Find the lines holding "mgmt" and copy them.

-- start of LISTING --

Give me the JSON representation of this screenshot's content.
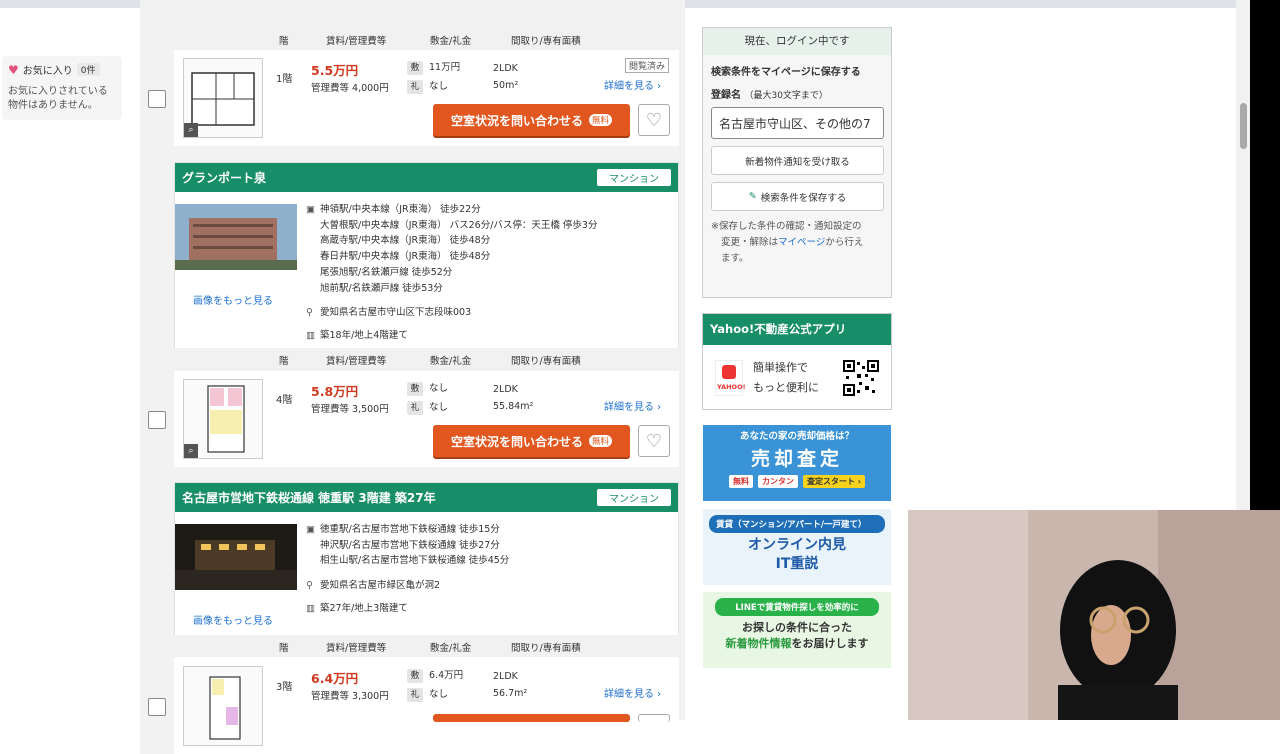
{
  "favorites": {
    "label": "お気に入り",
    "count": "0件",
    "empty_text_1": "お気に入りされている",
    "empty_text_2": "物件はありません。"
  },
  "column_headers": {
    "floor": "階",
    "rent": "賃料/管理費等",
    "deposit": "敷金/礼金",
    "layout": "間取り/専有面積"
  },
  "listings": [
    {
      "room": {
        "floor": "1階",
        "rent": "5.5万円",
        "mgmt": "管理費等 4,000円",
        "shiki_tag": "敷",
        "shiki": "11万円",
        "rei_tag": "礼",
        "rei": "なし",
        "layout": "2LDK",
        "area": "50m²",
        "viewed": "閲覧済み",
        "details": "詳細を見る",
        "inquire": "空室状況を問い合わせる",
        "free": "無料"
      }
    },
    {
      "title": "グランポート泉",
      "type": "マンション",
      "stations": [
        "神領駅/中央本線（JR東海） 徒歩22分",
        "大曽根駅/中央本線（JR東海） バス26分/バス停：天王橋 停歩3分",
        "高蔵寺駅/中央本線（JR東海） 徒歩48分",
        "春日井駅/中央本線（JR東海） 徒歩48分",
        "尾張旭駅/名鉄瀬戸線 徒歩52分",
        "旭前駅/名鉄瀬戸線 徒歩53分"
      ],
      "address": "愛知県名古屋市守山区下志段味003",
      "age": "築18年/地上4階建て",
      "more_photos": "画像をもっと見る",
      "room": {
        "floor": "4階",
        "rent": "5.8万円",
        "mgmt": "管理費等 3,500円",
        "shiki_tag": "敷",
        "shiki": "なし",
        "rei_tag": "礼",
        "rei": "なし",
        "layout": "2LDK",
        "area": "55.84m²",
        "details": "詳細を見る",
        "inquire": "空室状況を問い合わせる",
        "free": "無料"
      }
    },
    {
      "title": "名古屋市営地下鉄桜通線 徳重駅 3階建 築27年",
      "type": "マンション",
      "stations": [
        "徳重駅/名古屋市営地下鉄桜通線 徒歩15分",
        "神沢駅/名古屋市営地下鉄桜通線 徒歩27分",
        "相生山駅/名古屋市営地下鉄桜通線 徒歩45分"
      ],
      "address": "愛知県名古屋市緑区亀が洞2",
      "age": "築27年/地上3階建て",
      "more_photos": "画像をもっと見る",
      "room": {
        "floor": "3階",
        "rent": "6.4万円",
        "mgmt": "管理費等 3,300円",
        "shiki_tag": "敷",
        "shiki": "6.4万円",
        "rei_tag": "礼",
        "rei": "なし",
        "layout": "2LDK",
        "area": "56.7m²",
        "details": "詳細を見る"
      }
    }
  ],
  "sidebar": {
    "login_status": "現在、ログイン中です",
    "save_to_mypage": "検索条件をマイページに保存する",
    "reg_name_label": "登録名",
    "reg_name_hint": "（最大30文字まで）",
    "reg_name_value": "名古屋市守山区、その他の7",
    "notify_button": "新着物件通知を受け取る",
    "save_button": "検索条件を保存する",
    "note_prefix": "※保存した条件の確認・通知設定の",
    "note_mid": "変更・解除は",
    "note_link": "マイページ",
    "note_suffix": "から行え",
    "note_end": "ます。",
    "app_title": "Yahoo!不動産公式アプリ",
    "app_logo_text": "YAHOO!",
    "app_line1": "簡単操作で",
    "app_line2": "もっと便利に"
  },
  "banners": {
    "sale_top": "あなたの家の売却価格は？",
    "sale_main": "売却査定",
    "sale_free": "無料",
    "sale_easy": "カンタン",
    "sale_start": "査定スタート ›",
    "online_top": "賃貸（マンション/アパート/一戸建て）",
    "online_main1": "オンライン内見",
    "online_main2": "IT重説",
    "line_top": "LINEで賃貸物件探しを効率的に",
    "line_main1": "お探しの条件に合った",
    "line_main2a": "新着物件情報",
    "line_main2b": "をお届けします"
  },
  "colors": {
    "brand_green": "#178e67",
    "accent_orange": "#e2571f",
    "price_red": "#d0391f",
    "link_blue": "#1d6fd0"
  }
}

-- end of LISTING --
-- start of LISTING --

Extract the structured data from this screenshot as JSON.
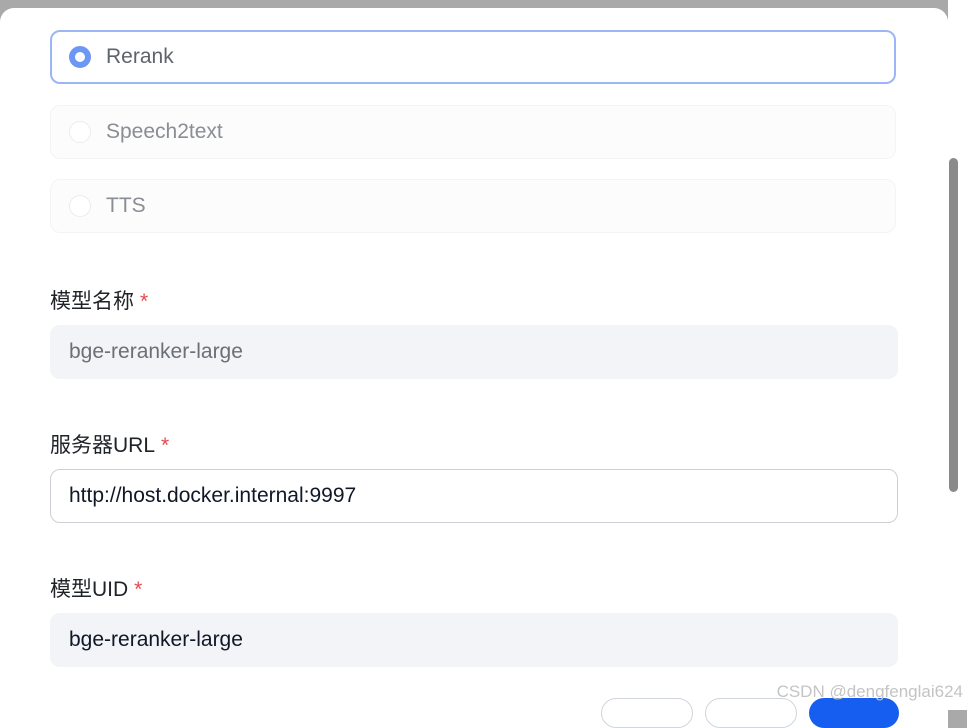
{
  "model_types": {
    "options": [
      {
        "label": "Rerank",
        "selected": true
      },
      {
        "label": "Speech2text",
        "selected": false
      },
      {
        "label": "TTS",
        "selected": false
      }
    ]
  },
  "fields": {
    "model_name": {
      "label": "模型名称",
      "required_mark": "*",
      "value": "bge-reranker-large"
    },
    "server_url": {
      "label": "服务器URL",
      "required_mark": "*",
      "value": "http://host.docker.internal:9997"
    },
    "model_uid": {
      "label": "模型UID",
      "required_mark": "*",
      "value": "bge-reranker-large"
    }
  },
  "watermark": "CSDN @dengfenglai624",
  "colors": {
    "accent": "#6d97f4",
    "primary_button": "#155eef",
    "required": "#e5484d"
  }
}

-- end of LISTING --
-- start of LISTING --

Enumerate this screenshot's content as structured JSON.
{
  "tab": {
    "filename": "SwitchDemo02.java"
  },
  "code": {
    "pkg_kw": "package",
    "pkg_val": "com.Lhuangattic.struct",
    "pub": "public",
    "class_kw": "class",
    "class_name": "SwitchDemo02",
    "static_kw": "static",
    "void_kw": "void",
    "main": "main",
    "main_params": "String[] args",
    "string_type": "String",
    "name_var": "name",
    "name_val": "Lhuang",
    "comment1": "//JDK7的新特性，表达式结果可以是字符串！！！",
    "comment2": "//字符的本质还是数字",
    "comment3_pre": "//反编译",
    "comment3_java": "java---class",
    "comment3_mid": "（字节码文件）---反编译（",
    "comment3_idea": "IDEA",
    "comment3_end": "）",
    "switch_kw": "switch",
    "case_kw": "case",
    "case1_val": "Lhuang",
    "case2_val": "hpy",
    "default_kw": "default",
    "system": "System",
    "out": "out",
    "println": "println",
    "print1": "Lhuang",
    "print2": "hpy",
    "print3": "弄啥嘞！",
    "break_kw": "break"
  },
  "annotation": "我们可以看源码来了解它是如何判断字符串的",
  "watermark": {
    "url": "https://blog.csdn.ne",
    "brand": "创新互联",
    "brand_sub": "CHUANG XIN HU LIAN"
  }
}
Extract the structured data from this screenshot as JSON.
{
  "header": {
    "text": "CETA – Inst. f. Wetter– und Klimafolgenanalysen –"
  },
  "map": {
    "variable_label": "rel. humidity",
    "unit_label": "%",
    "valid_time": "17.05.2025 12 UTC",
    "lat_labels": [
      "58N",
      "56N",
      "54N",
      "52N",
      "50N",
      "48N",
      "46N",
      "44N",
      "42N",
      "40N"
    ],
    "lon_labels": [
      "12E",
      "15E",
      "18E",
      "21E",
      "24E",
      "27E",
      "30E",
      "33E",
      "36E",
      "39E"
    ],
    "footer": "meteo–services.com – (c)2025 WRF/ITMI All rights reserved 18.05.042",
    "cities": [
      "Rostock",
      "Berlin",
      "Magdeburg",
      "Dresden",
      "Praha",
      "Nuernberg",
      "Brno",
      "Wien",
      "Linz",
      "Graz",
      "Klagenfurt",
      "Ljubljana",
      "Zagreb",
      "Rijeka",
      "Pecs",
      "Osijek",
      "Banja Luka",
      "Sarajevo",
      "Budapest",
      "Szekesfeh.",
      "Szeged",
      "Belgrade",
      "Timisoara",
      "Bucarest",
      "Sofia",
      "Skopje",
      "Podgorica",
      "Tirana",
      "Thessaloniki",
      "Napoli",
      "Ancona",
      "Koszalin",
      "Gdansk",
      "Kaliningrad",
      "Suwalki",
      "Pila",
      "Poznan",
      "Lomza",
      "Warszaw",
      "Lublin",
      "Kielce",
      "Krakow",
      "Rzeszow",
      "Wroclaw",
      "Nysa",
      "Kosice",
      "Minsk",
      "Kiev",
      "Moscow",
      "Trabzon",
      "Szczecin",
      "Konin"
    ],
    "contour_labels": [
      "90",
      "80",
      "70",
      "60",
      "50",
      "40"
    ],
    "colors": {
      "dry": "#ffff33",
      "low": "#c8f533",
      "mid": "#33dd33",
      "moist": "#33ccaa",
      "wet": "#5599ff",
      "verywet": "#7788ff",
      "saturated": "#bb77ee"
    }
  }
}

-- end of LISTING --

— FULL SOLUTION —
        "mgmt": "管理費等 4,000円",
        "mgmt": "管理費等 3,500円",
        "mgmt": "管理費等 3,300円",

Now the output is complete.